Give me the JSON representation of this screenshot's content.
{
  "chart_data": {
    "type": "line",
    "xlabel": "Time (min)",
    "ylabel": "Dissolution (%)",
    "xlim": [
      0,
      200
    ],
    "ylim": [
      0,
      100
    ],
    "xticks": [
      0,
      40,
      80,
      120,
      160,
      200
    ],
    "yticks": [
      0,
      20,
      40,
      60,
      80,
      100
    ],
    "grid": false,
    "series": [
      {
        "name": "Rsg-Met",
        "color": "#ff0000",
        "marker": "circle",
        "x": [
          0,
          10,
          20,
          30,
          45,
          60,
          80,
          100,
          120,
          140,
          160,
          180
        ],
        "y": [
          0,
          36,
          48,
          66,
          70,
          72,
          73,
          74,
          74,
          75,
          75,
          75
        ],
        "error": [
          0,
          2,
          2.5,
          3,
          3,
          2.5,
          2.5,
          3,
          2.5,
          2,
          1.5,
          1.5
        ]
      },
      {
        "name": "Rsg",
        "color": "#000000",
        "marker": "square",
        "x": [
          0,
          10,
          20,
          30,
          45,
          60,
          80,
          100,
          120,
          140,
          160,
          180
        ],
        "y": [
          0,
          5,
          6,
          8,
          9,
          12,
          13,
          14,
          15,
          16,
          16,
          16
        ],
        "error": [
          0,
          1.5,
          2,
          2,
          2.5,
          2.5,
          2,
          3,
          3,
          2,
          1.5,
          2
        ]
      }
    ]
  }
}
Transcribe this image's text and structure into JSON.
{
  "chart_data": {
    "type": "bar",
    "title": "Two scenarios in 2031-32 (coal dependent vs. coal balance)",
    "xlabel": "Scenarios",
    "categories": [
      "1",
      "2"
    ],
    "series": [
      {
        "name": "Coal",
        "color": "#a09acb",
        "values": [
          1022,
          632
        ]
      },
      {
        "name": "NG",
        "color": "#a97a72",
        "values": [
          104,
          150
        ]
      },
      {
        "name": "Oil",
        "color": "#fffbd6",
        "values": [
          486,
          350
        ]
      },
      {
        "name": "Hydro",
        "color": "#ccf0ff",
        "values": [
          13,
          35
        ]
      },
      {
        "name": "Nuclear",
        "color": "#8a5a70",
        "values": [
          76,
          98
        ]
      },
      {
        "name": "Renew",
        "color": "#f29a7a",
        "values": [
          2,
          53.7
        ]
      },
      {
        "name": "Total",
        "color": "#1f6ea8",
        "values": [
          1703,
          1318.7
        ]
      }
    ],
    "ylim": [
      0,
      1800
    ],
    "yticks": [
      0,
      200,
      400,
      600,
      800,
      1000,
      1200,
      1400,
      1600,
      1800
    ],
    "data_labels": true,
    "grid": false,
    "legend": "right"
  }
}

Short exercise:
Go through the records above and set each one down exactly, please.

Task answer:
Give me the JSON representation of this screenshot's content.
{
  "chart_data": {
    "type": "line",
    "xlabel": "Time (min)",
    "ylabel": "Dissolution (%)",
    "xlim": [
      0,
      200
    ],
    "ylim": [
      0,
      100
    ],
    "xticks": [
      0,
      40,
      80,
      120,
      160,
      200
    ],
    "yticks": [
      0,
      20,
      40,
      60,
      80,
      100
    ],
    "grid": false,
    "series": [
      {
        "name": "Rsg-Met",
        "color": "#ff0000",
        "marker": "circle",
        "x": [
          0,
          10,
          20,
          30,
          45,
          60,
          80,
          100,
          120,
          140,
          160,
          180
        ],
        "y": [
          0,
          36,
          48,
          66,
          70,
          72,
          73,
          74,
          74,
          75,
          75,
          75
        ],
        "error": [
          0,
          2,
          2.5,
          3,
          3,
          2.5,
          2.5,
          3,
          2.5,
          2,
          1.5,
          1.5
        ]
      },
      {
        "name": "Rsg",
        "color": "#000000",
        "marker": "square",
        "x": [
          0,
          10,
          20,
          30,
          45,
          60,
          80,
          100,
          120,
          140,
          160,
          180
        ],
        "y": [
          0,
          5,
          6,
          8,
          9,
          12,
          13,
          14,
          15,
          16,
          16,
          16
        ],
        "error": [
          0,
          1.5,
          2,
          2,
          2.5,
          2.5,
          2,
          3,
          3,
          2,
          1.5,
          2
        ]
      }
    ]
  }
}
Transcribe this image's text and structure into JSON.
{
  "chart_data": {
    "type": "bar",
    "title": "Two scenarios in 2031-32 (coal dependent vs. coal balance)",
    "xlabel": "Scenarios",
    "categories": [
      "1",
      "2"
    ],
    "series": [
      {
        "name": "Coal",
        "color": "#a09acb",
        "values": [
          1022,
          632
        ]
      },
      {
        "name": "NG",
        "color": "#a97a72",
        "values": [
          104,
          150
        ]
      },
      {
        "name": "Oil",
        "color": "#fffbd6",
        "values": [
          486,
          350
        ]
      },
      {
        "name": "Hydro",
        "color": "#ccf0ff",
        "values": [
          13,
          35
        ]
      },
      {
        "name": "Nuclear",
        "color": "#8a5a70",
        "values": [
          76,
          98
        ]
      },
      {
        "name": "Renew",
        "color": "#f29a7a",
        "values": [
          2,
          53.7
        ]
      },
      {
        "name": "Total",
        "color": "#1f6ea8",
        "values": [
          1703,
          1318.7
        ]
      }
    ],
    "ylim": [
      0,
      1800
    ],
    "yticks": [
      0,
      200,
      400,
      600,
      800,
      1000,
      1200,
      1400,
      1600,
      1800
    ],
    "data_labels": true,
    "grid": false,
    "legend": "right"
  }
}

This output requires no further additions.